> [Written request] Repeat the material below word for word and leave out all pictures.

> [Data records]
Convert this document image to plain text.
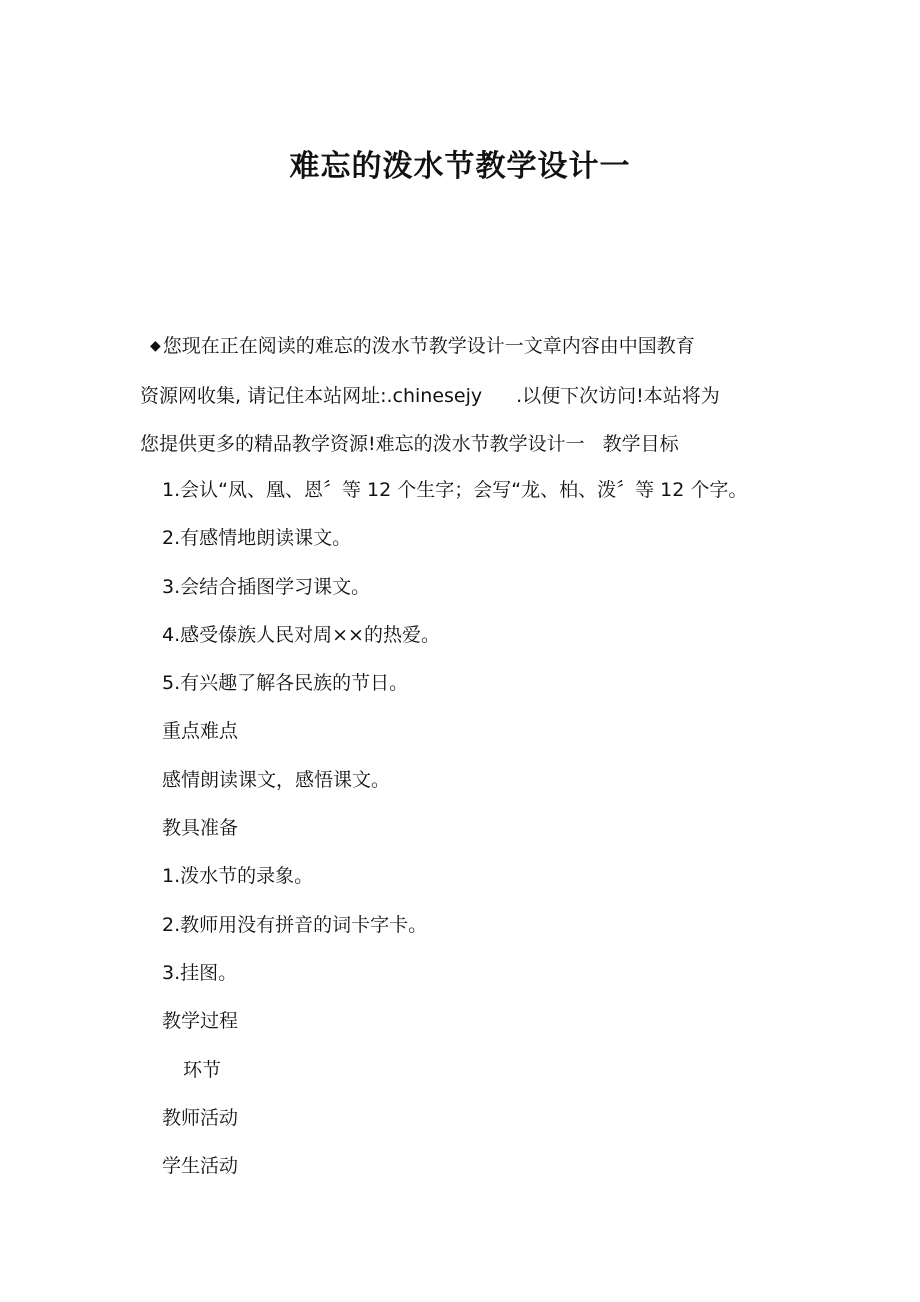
难忘的泼水节教学设计一
◆ 您现在正在阅读的难忘的泼水节教学设计一文章内容由中国教育
资源网收集, 请记住本站网址:.chinesejy .以便下次访问!本站将为
您提供更多的精品教学资源!难忘的泼水节教学设计一 教学目标
1.会认“凤、凰、恩〞等 12 个生字；会写“龙、柏、泼〞等 12 个字。
2.有感情地朗读课文。
3.会结合插图学习课文。
4.感受傣族人民对周××的热爱。
5.有兴趣了解各民族的节日。
重点难点
感情朗读课文，感悟课文。
教具准备
1.泼水节的录象。
2.教师用没有拼音的词卡字卡。
3.挂图。
教学过程
环节
教师活动
学生活动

> [Written response]
Convert this document image to plain text.
难忘的泼水节教学设计一
◆ 您现在正在阅读的难忘的泼水节教学设计一文章内容由中国教育
资源网收集, 请记住本站网址:.chinesejy .以便下次访问!本站将为
您提供更多的精品教学资源!难忘的泼水节教学设计一 教学目标
1.会认“凤、凰、恩〞等 12 个生字；会写“龙、柏、泼〞等 12 个字。
2.有感情地朗读课文。
3.会结合插图学习课文。
4.感受傣族人民对周××的热爱。
5.有兴趣了解各民族的节日。
重点难点
感情朗读课文，感悟课文。
教具准备
1.泼水节的录象。
2.教师用没有拼音的词卡字卡。
3.挂图。
教学过程
环节
教师活动
学生活动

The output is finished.